→ Stated exercise
Return all of the entries exactly, with nothing added or left out.

— start Provided records —

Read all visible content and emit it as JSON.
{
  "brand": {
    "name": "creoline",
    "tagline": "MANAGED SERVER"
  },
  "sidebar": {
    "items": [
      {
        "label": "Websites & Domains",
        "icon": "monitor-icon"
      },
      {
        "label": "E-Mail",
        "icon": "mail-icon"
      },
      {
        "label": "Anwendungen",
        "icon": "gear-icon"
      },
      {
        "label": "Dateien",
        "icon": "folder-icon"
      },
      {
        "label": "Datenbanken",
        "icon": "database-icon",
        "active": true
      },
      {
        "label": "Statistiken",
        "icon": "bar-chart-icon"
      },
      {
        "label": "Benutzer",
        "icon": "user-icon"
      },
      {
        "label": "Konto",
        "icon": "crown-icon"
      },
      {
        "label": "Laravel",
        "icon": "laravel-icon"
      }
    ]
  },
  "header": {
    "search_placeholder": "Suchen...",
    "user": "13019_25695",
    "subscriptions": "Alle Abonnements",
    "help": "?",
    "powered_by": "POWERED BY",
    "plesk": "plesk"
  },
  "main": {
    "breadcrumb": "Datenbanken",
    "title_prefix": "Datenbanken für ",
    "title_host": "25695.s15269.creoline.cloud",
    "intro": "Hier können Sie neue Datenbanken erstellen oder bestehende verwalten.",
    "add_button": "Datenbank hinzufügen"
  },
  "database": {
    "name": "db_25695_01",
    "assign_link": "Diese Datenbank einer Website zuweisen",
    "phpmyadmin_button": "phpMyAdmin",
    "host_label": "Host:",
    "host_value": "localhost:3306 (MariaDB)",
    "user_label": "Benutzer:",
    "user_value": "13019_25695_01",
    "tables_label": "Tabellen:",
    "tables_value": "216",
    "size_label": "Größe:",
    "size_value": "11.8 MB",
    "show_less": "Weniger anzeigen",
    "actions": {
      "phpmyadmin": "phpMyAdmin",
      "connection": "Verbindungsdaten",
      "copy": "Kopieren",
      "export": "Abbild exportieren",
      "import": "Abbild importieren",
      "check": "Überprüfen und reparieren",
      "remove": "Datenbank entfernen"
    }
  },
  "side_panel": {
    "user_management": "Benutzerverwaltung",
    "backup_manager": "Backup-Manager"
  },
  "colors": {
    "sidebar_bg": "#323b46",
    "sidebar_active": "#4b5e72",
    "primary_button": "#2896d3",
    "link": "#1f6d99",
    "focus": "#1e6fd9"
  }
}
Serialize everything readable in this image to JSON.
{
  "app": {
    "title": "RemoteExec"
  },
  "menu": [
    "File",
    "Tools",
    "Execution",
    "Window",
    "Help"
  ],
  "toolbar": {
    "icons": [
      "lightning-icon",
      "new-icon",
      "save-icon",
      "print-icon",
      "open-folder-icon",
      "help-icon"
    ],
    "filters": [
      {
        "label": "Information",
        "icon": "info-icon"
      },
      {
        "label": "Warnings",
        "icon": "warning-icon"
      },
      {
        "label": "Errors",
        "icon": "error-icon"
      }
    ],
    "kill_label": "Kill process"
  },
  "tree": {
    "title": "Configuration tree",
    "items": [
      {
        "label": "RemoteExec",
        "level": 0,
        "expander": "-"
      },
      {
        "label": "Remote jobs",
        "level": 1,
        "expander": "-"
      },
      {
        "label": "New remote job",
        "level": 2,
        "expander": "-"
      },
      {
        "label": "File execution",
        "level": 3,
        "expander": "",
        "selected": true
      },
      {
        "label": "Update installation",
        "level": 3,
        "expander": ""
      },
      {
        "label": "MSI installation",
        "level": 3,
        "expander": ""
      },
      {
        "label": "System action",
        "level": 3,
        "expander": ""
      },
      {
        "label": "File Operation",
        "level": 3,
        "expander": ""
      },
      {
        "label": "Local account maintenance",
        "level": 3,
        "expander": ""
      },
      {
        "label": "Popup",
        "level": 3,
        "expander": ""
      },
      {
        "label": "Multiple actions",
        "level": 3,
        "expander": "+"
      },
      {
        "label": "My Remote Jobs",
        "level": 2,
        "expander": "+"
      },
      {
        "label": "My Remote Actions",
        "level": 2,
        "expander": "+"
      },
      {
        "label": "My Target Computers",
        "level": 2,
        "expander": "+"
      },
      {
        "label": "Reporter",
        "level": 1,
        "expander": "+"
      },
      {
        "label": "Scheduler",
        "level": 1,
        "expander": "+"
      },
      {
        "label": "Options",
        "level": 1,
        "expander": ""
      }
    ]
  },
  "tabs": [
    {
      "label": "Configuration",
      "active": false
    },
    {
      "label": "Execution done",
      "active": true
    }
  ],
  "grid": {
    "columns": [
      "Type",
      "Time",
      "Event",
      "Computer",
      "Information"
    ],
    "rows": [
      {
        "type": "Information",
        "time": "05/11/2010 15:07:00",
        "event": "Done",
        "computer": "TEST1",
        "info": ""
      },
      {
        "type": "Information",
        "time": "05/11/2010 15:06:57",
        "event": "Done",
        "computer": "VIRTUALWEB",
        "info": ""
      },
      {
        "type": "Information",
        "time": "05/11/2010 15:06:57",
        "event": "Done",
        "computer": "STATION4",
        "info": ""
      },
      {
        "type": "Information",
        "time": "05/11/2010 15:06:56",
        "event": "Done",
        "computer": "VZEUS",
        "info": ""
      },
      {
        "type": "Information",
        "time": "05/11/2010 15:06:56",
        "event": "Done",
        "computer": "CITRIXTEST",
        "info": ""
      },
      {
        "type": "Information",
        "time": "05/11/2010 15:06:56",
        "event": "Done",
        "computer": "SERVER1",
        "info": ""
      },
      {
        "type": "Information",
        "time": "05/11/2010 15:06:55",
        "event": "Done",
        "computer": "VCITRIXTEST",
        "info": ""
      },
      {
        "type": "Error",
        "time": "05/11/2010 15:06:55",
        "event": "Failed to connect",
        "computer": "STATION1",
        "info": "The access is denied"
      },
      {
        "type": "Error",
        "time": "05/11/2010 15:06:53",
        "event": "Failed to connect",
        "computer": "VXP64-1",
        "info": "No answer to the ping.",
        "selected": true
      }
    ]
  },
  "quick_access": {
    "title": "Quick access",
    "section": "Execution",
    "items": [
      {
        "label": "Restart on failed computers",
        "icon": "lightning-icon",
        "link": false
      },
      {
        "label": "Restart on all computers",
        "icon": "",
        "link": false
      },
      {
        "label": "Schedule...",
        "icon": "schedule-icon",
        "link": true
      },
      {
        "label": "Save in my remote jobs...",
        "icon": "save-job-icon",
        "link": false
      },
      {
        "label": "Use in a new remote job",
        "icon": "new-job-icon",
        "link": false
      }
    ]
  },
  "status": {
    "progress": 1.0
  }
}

— end Provided records —

→ Solution
Read all visible content and emit it as JSON.
{
  "brand": {
    "name": "creoline",
    "tagline": "MANAGED SERVER"
  },
  "sidebar": {
    "items": [
      {
        "label": "Websites & Domains",
        "icon": "monitor-icon"
      },
      {
        "label": "E-Mail",
        "icon": "mail-icon"
      },
      {
        "label": "Anwendungen",
        "icon": "gear-icon"
      },
      {
        "label": "Dateien",
        "icon": "folder-icon"
      },
      {
        "label": "Datenbanken",
        "icon": "database-icon",
        "active": true
      },
      {
        "label": "Statistiken",
        "icon": "bar-chart-icon"
      },
      {
        "label": "Benutzer",
        "icon": "user-icon"
      },
      {
        "label": "Konto",
        "icon": "crown-icon"
      },
      {
        "label": "Laravel",
        "icon": "laravel-icon"
      }
    ]
  },
  "header": {
    "search_placeholder": "Suchen...",
    "user": "13019_25695",
    "subscriptions": "Alle Abonnements",
    "help": "?",
    "powered_by": "POWERED BY",
    "plesk": "plesk"
  },
  "main": {
    "breadcrumb": "Datenbanken",
    "title_prefix": "Datenbanken für ",
    "title_host": "25695.s15269.creoline.cloud",
    "intro": "Hier können Sie neue Datenbanken erstellen oder bestehende verwalten.",
    "add_button": "Datenbank hinzufügen"
  },
  "database": {
    "name": "db_25695_01",
    "assign_link": "Diese Datenbank einer Website zuweisen",
    "phpmyadmin_button": "phpMyAdmin",
    "host_label": "Host:",
    "host_value": "localhost:3306 (MariaDB)",
    "user_label": "Benutzer:",
    "user_value": "13019_25695_01",
    "tables_label": "Tabellen:",
    "tables_value": "216",
    "size_label": "Größe:",
    "size_value": "11.8 MB",
    "show_less": "Weniger anzeigen",
    "actions": {
      "phpmyadmin": "phpMyAdmin",
      "connection": "Verbindungsdaten",
      "copy": "Kopieren",
      "export": "Abbild exportieren",
      "import": "Abbild importieren",
      "check": "Überprüfen und reparieren",
      "remove": "Datenbank entfernen"
    }
  },
  "side_panel": {
    "user_management": "Benutzerverwaltung",
    "backup_manager": "Backup-Manager"
  },
  "colors": {
    "sidebar_bg": "#323b46",
    "sidebar_active": "#4b5e72",
    "primary_button": "#2896d3",
    "link": "#1f6d99",
    "focus": "#1e6fd9"
  }
}
Serialize everything readable in this image to JSON.
{
  "app": {
    "title": "RemoteExec"
  },
  "menu": [
    "File",
    "Tools",
    "Execution",
    "Window",
    "Help"
  ],
  "toolbar": {
    "icons": [
      "lightning-icon",
      "new-icon",
      "save-icon",
      "print-icon",
      "open-folder-icon",
      "help-icon"
    ],
    "filters": [
      {
        "label": "Information",
        "icon": "info-icon"
      },
      {
        "label": "Warnings",
        "icon": "warning-icon"
      },
      {
        "label": "Errors",
        "icon": "error-icon"
      }
    ],
    "kill_label": "Kill process"
  },
  "tree": {
    "title": "Configuration tree",
    "items": [
      {
        "label": "RemoteExec",
        "level": 0,
        "expander": "-"
      },
      {
        "label": "Remote jobs",
        "level": 1,
        "expander": "-"
      },
      {
        "label": "New remote job",
        "level": 2,
        "expander": "-"
      },
      {
        "label": "File execution",
        "level": 3,
        "expander": "",
        "selected": true
      },
      {
        "label": "Update installation",
        "level": 3,
        "expander": ""
      },
      {
        "label": "MSI installation",
        "level": 3,
        "expander": ""
      },
      {
        "label": "System action",
        "level": 3,
        "expander": ""
      },
      {
        "label": "File Operation",
        "level": 3,
        "expander": ""
      },
      {
        "label": "Local account maintenance",
        "level": 3,
        "expander": ""
      },
      {
        "label": "Popup",
        "level": 3,
        "expander": ""
      },
      {
        "label": "Multiple actions",
        "level": 3,
        "expander": "+"
      },
      {
        "label": "My Remote Jobs",
        "level": 2,
        "expander": "+"
      },
      {
        "label": "My Remote Actions",
        "level": 2,
        "expander": "+"
      },
      {
        "label": "My Target Computers",
        "level": 2,
        "expander": "+"
      },
      {
        "label": "Reporter",
        "level": 1,
        "expander": "+"
      },
      {
        "label": "Scheduler",
        "level": 1,
        "expander": "+"
      },
      {
        "label": "Options",
        "level": 1,
        "expander": ""
      }
    ]
  },
  "tabs": [
    {
      "label": "Configuration",
      "active": false
    },
    {
      "label": "Execution done",
      "active": true
    }
  ],
  "grid": {
    "columns": [
      "Type",
      "Time",
      "Event",
      "Computer",
      "Information"
    ],
    "rows": [
      {
        "type": "Information",
        "time": "05/11/2010 15:07:00",
        "event": "Done",
        "computer": "TEST1",
        "info": ""
      },
      {
        "type": "Information",
        "time": "05/11/2010 15:06:57",
        "event": "Done",
        "computer": "VIRTUALWEB",
        "info": ""
      },
      {
        "type": "Information",
        "time": "05/11/2010 15:06:57",
        "event": "Done",
        "computer": "STATION4",
        "info": ""
      },
      {
        "type": "Information",
        "time": "05/11/2010 15:06:56",
        "event": "Done",
        "computer": "VZEUS",
        "info": ""
      },
      {
        "type": "Information",
        "time": "05/11/2010 15:06:56",
        "event": "Done",
        "computer": "CITRIXTEST",
        "info": ""
      },
      {
        "type": "Information",
        "time": "05/11/2010 15:06:56",
        "event": "Done",
        "computer": "SERVER1",
        "info": ""
      },
      {
        "type": "Information",
        "time": "05/11/2010 15:06:55",
        "event": "Done",
        "computer": "VCITRIXTEST",
        "info": ""
      },
      {
        "type": "Error",
        "time": "05/11/2010 15:06:55",
        "event": "Failed to connect",
        "computer": "STATION1",
        "info": "The access is denied"
      },
      {
        "type": "Error",
        "time": "05/11/2010 15:06:53",
        "event": "Failed to connect",
        "computer": "VXP64-1",
        "info": "No answer to the ping.",
        "selected": true
      }
    ]
  },
  "quick_access": {
    "title": "Quick access",
    "section": "Execution",
    "items": [
      {
        "label": "Restart on failed computers",
        "icon": "lightning-icon",
        "link": false
      },
      {
        "label": "Restart on all computers",
        "icon": "",
        "link": false
      },
      {
        "label": "Schedule...",
        "icon": "schedule-icon",
        "link": true
      },
      {
        "label": "Save in my remote jobs...",
        "icon": "save-job-icon",
        "link": false
      },
      {
        "label": "Use in a new remote job",
        "icon": "new-job-icon",
        "link": false
      }
    ]
  },
  "status": {
    "progress": 1.0
  }
}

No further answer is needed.